(Stored data)
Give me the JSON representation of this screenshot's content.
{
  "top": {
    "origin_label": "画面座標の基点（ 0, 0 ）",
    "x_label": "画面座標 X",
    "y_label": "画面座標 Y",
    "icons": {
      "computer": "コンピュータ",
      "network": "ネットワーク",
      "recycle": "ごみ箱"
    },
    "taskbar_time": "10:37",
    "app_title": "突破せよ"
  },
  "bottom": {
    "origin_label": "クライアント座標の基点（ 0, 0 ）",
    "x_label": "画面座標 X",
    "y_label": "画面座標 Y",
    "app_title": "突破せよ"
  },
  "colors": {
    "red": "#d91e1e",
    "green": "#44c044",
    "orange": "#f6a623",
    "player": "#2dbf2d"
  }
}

#### [Given request]
Extract all the material, leaving every line as it is.

#### [Answer to this task]
Give me the JSON representation of this screenshot's content.
{
  "top": {
    "origin_label": "画面座標の基点（ 0, 0 ）",
    "x_label": "画面座標 X",
    "y_label": "画面座標 Y",
    "icons": {
      "computer": "コンピュータ",
      "network": "ネットワーク",
      "recycle": "ごみ箱"
    },
    "taskbar_time": "10:37",
    "app_title": "突破せよ"
  },
  "bottom": {
    "origin_label": "クライアント座標の基点（ 0, 0 ）",
    "x_label": "画面座標 X",
    "y_label": "画面座標 Y",
    "app_title": "突破せよ"
  },
  "colors": {
    "red": "#d91e1e",
    "green": "#44c044",
    "orange": "#f6a623",
    "player": "#2dbf2d"
  }
}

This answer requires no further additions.